━━ Raw records

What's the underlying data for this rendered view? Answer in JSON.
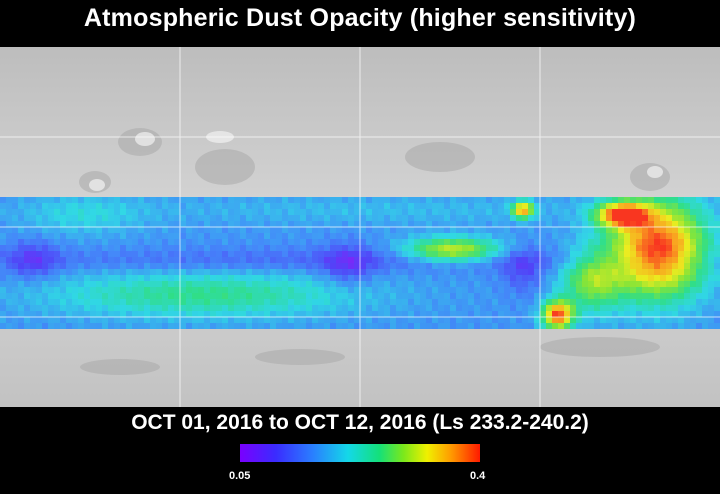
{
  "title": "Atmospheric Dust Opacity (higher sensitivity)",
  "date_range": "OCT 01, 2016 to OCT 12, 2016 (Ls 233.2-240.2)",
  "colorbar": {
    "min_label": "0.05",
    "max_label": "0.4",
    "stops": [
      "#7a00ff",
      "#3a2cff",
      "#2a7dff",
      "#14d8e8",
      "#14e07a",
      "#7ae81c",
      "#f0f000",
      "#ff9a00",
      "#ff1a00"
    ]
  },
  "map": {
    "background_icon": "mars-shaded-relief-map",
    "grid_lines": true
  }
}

━━━━

Your objective ->
Write out the whole listing exactly, and drop the pictures.

Solution to this exercise ->
What's the underlying data for this rendered view? Answer in JSON.
{
  "title": "Atmospheric Dust Opacity (higher sensitivity)",
  "date_range": "OCT 01, 2016 to OCT 12, 2016 (Ls 233.2-240.2)",
  "colorbar": {
    "min_label": "0.05",
    "max_label": "0.4",
    "stops": [
      "#7a00ff",
      "#3a2cff",
      "#2a7dff",
      "#14d8e8",
      "#14e07a",
      "#7ae81c",
      "#f0f000",
      "#ff9a00",
      "#ff1a00"
    ]
  },
  "map": {
    "background_icon": "mars-shaded-relief-map",
    "grid_lines": true
  }
}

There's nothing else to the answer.